Where the data below has the string "with", return the whole line.

+++++

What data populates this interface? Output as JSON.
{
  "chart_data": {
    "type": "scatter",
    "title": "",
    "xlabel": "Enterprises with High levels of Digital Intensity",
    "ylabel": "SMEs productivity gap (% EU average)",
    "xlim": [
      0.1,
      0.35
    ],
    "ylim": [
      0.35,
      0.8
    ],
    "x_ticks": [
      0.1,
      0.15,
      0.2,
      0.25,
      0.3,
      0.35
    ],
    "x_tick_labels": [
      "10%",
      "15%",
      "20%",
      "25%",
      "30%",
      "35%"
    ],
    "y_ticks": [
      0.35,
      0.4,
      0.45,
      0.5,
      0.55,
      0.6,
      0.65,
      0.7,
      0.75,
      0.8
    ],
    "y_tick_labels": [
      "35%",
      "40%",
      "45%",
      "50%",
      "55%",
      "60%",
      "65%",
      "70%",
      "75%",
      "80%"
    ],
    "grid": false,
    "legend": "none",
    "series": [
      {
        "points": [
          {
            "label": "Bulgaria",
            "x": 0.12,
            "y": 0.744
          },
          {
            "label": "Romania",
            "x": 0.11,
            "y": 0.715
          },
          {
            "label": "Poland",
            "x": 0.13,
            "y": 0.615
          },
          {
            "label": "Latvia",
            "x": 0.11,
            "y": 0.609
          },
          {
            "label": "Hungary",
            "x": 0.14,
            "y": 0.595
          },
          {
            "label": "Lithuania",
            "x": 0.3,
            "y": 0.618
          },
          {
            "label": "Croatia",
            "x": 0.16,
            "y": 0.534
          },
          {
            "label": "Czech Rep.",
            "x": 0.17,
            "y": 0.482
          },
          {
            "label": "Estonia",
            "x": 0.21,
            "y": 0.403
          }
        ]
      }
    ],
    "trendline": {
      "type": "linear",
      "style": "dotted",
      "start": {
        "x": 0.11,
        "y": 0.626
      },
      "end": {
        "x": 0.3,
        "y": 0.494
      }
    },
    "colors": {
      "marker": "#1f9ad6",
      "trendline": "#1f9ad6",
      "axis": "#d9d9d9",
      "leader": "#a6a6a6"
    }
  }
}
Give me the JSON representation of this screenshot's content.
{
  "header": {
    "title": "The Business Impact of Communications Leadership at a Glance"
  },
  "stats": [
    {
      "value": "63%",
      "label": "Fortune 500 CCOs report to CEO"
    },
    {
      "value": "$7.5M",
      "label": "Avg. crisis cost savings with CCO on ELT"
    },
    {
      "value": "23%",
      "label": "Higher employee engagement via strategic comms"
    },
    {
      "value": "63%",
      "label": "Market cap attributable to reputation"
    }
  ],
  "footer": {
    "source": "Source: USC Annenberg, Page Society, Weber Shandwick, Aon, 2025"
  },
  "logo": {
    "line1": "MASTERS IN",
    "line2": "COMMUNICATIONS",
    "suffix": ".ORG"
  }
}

+++++

Solution to the exercise
    "xlabel": "Enterprises with High levels of Digital Intensity",
      "label": "Avg. crisis cost savings with CCO on ELT"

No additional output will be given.